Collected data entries
* * * * *
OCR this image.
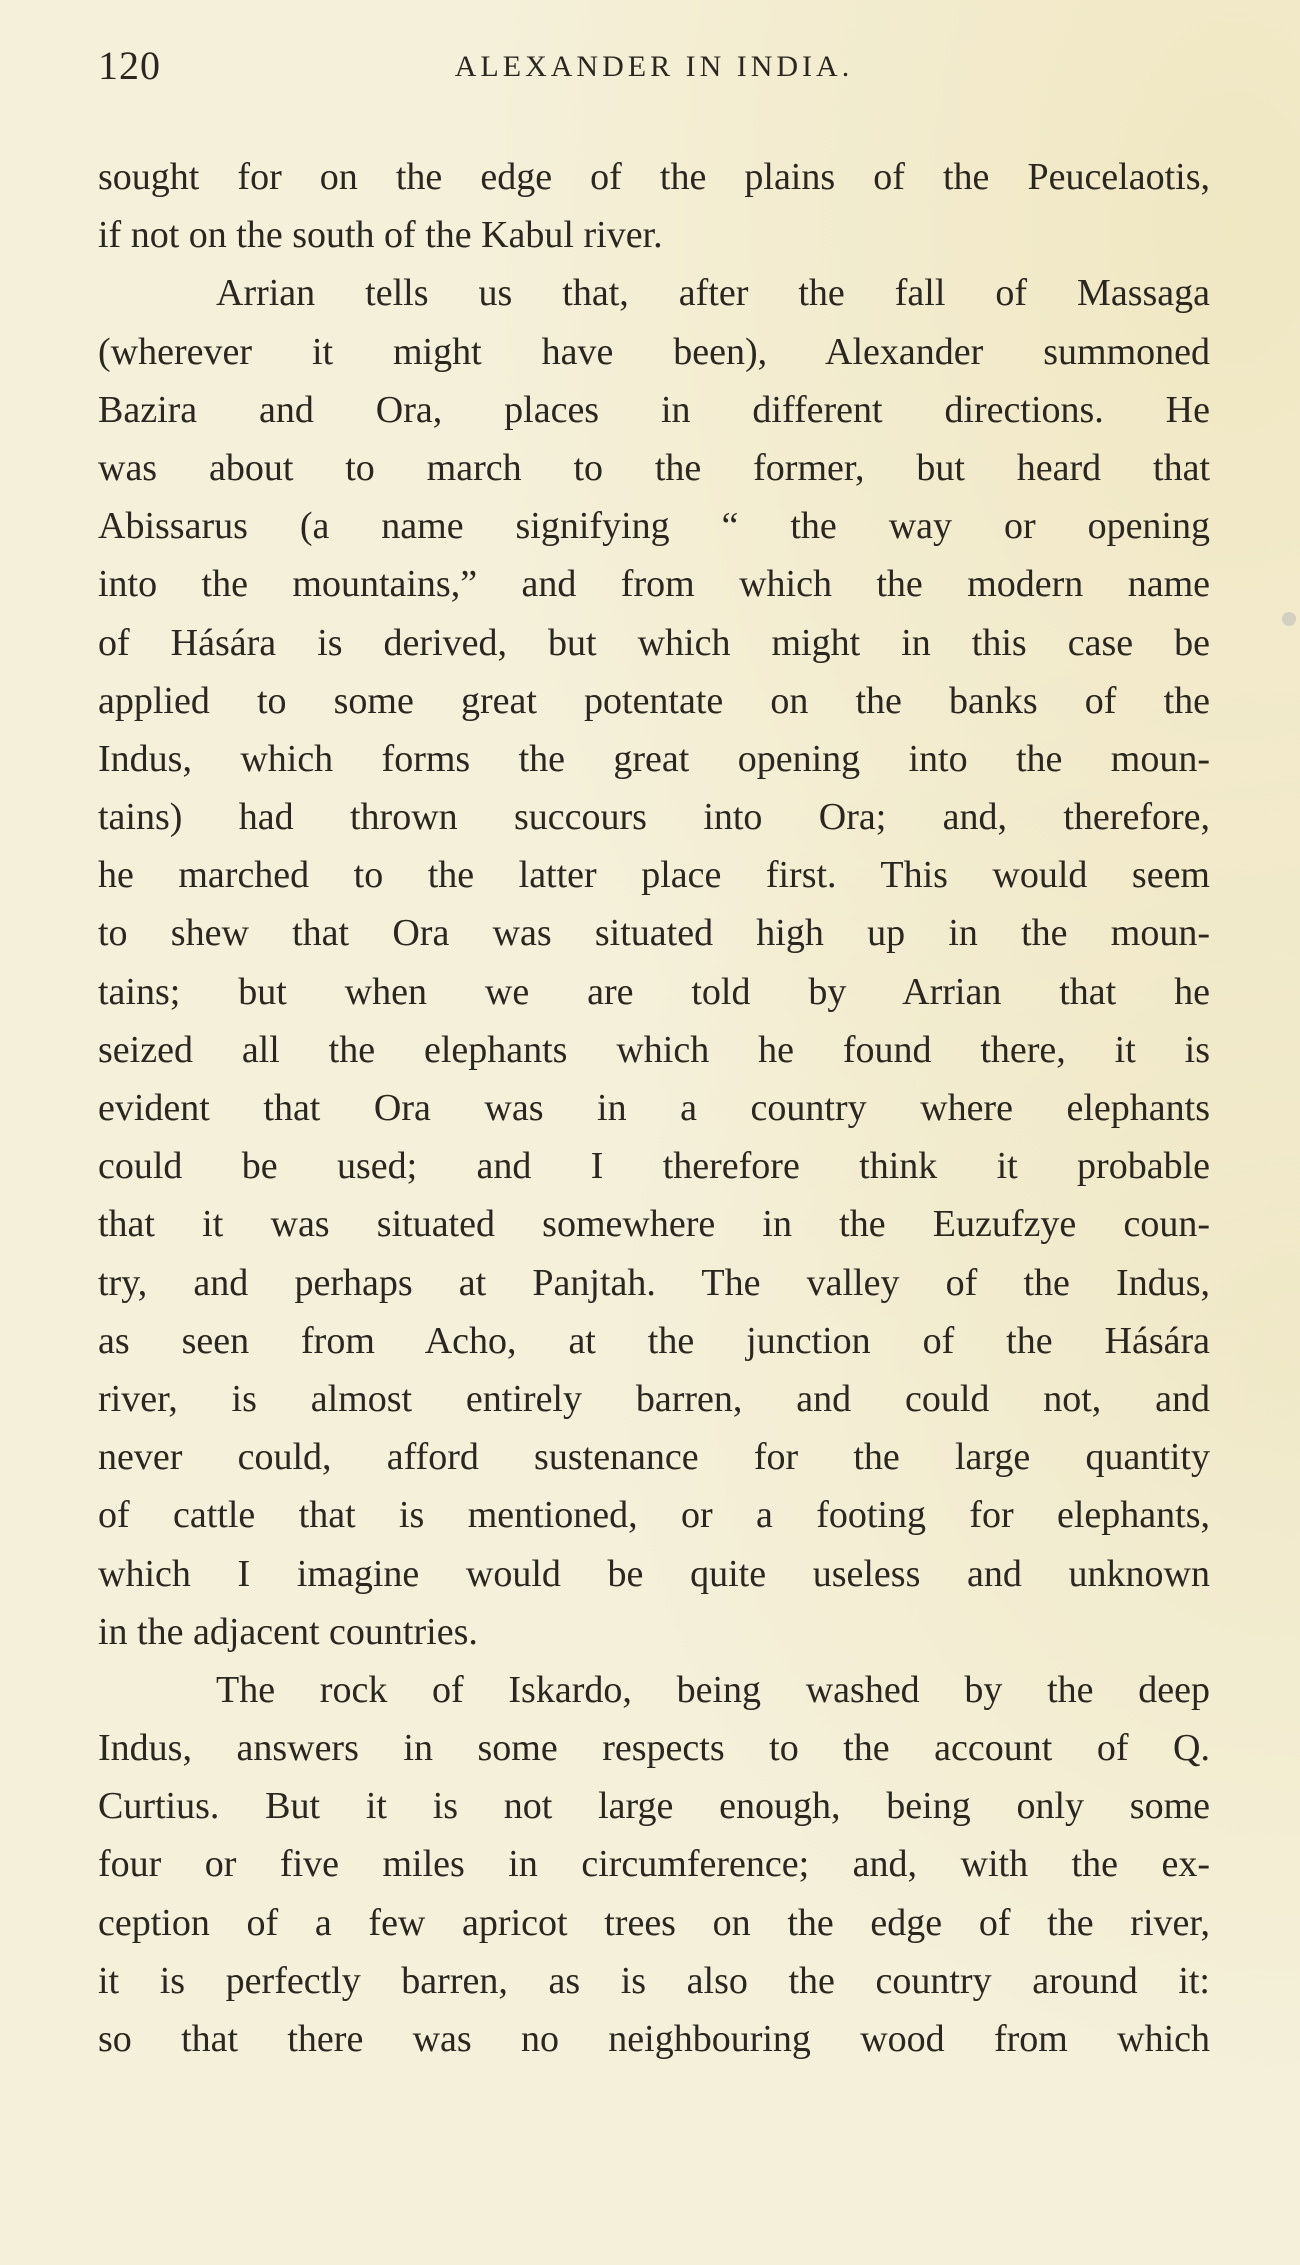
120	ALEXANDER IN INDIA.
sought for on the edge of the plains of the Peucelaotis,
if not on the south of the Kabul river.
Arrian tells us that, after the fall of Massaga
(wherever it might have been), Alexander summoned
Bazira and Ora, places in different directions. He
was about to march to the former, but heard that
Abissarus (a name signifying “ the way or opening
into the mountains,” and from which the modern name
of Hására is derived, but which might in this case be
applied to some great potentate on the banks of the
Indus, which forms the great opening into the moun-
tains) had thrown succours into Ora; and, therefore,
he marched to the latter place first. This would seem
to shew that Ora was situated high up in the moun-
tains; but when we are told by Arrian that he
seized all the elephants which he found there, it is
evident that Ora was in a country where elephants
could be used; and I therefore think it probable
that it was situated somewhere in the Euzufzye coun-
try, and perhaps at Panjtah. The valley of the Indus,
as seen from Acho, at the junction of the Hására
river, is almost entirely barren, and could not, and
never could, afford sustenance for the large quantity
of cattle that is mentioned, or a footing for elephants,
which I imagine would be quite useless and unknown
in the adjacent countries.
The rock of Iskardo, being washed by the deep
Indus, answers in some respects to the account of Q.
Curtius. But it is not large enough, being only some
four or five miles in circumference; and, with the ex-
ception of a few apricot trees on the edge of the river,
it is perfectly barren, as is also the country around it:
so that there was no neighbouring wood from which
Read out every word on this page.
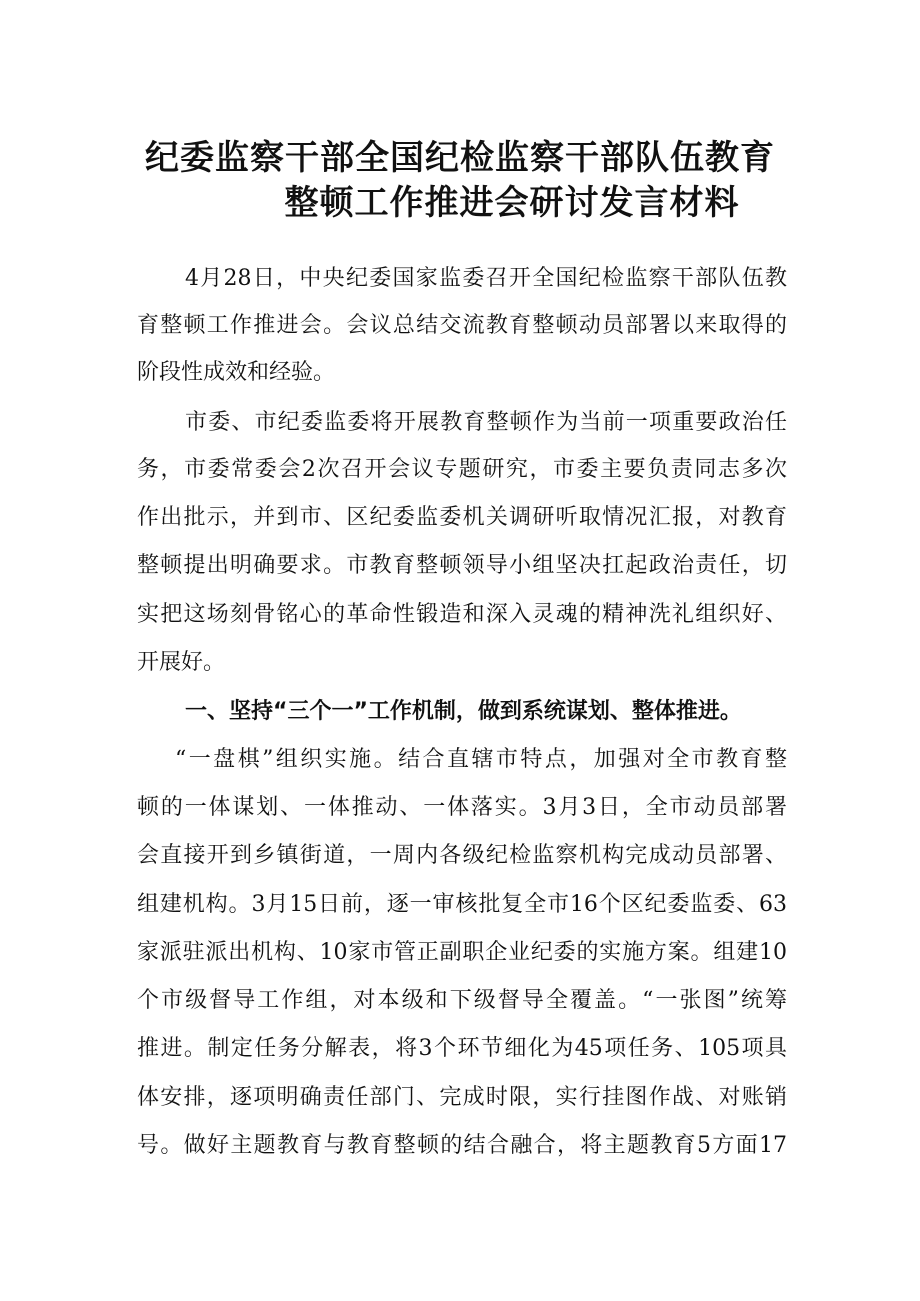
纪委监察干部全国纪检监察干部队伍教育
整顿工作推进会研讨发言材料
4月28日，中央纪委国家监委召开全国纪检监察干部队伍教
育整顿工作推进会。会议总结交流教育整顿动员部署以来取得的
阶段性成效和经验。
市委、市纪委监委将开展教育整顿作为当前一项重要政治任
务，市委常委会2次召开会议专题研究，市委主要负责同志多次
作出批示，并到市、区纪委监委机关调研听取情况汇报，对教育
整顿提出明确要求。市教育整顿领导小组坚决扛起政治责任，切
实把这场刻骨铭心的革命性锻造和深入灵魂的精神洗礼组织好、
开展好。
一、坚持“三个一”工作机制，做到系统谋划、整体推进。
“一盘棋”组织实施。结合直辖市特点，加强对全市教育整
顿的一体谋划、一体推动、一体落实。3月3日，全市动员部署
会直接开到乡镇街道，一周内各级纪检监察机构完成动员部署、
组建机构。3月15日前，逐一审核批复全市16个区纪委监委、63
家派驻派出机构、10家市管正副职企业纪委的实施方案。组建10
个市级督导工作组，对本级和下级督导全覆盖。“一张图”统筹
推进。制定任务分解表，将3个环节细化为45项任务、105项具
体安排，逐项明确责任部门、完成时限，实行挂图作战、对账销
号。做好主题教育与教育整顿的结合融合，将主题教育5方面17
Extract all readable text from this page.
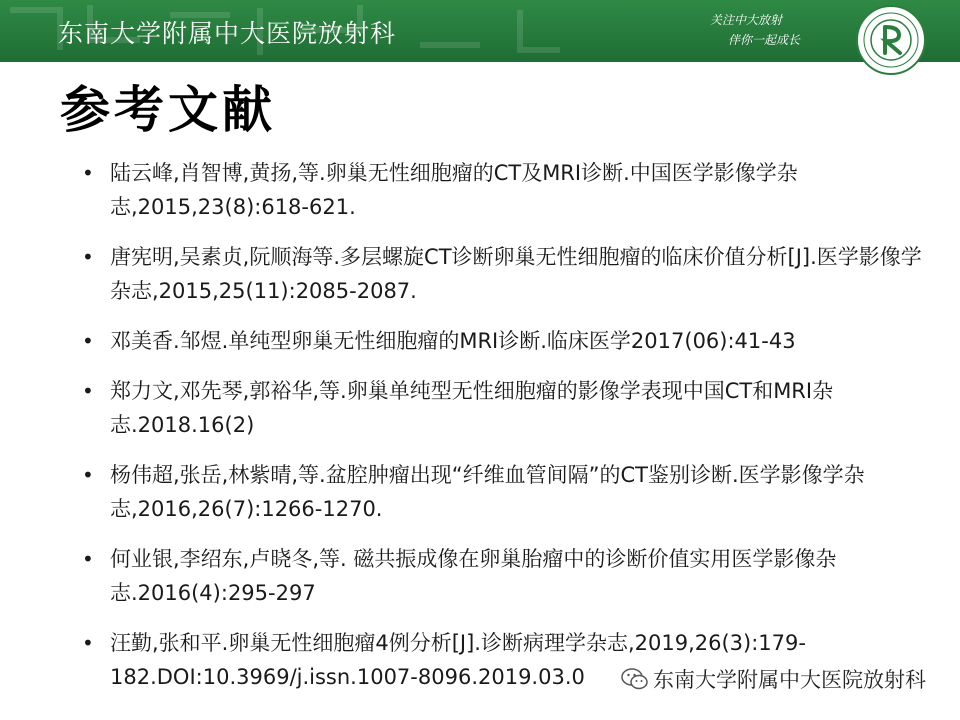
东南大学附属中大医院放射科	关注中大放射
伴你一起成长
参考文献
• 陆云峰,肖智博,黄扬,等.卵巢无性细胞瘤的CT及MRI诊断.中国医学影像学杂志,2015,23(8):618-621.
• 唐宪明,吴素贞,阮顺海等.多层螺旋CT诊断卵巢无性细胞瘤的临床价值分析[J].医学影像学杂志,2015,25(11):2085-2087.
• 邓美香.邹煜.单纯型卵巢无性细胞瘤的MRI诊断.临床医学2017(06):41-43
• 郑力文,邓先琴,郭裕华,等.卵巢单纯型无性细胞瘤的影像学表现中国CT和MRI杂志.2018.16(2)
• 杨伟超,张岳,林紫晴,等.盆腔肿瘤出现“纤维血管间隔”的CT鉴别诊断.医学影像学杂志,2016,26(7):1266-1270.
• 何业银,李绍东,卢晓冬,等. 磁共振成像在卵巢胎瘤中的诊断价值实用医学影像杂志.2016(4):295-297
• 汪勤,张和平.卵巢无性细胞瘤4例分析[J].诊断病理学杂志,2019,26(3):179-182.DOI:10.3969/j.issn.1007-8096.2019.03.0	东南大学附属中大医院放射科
* * * * *
Exactly reproduce the entries above, minus the pictures.

OCR this image.
120	ALEXANDER IN INDIA.
sought for on the edge of the plains of the Peucelaotis,
if not on the south of the Kabul river.
Arrian tells us that, after the fall of Massaga
(wherever it might have been), Alexander summoned
Bazira and Ora, places in different directions. He
was about to march to the former, but heard that
Abissarus (a name signifying “ the way or opening
into the mountains,” and from which the modern name
of Hására is derived, but which might in this case be
applied to some great potentate on the banks of the
Indus, which forms the great opening into the moun-
tains) had thrown succours into Ora; and, therefore,
he marched to the latter place first. This would seem
to shew that Ora was situated high up in the moun-
tains; but when we are told by Arrian that he
seized all the elephants which he found there, it is
evident that Ora was in a country where elephants
could be used; and I therefore think it probable
that it was situated somewhere in the Euzufzye coun-
try, and perhaps at Panjtah. The valley of the Indus,
as seen from Acho, at the junction of the Hására
river, is almost entirely barren, and could not, and
never could, afford sustenance for the large quantity
of cattle that is mentioned, or a footing for elephants,
which I imagine would be quite useless and unknown
in the adjacent countries.
The rock of Iskardo, being washed by the deep
Indus, answers in some respects to the account of Q.
Curtius. But it is not large enough, being only some
four or five miles in circumference; and, with the ex-
ception of a few apricot trees on the edge of the river,
it is perfectly barren, as is also the country around it:
so that there was no neighbouring wood from which
Read out every word on this page.
纪委监察干部全国纪检监察干部队伍教育
整顿工作推进会研讨发言材料
4月28日，中央纪委国家监委召开全国纪检监察干部队伍教
育整顿工作推进会。会议总结交流教育整顿动员部署以来取得的
阶段性成效和经验。
市委、市纪委监委将开展教育整顿作为当前一项重要政治任
务，市委常委会2次召开会议专题研究，市委主要负责同志多次
作出批示，并到市、区纪委监委机关调研听取情况汇报，对教育
整顿提出明确要求。市教育整顿领导小组坚决扛起政治责任，切
实把这场刻骨铭心的革命性锻造和深入灵魂的精神洗礼组织好、
开展好。
一、坚持“三个一”工作机制，做到系统谋划、整体推进。
“一盘棋”组织实施。结合直辖市特点，加强对全市教育整
顿的一体谋划、一体推动、一体落实。3月3日，全市动员部署
会直接开到乡镇街道，一周内各级纪检监察机构完成动员部署、
组建机构。3月15日前，逐一审核批复全市16个区纪委监委、63
家派驻派出机构、10家市管正副职企业纪委的实施方案。组建10
个市级督导工作组，对本级和下级督导全覆盖。“一张图”统筹
推进。制定任务分解表，将3个环节细化为45项任务、105项具
体安排，逐项明确责任部门、完成时限，实行挂图作战、对账销
号。做好主题教育与教育整顿的结合融合，将主题教育5方面17
Extract all readable text from this page.
东南大学附属中大医院放射科	关注中大放射
伴你一起成长
参考文献
• 陆云峰,肖智博,黄扬,等.卵巢无性细胞瘤的CT及MRI诊断.中国医学影像学杂志,2015,23(8):618-621.
• 唐宪明,吴素贞,阮顺海等.多层螺旋CT诊断卵巢无性细胞瘤的临床价值分析[J].医学影像学杂志,2015,25(11):2085-2087.
• 邓美香.邹煜.单纯型卵巢无性细胞瘤的MRI诊断.临床医学2017(06):41-43
• 郑力文,邓先琴,郭裕华,等.卵巢单纯型无性细胞瘤的影像学表现中国CT和MRI杂志.2018.16(2)
• 杨伟超,张岳,林紫晴,等.盆腔肿瘤出现“纤维血管间隔”的CT鉴别诊断.医学影像学杂志,2016,26(7):1266-1270.
• 何业银,李绍东,卢晓冬,等. 磁共振成像在卵巢胎瘤中的诊断价值实用医学影像杂志.2016(4):295-297
• 汪勤,张和平.卵巢无性细胞瘤4例分析[J].诊断病理学杂志,2019,26(3):179-182.DOI:10.3969/j.issn.1007-8096.2019.03.0	东南大学附属中大医院放射科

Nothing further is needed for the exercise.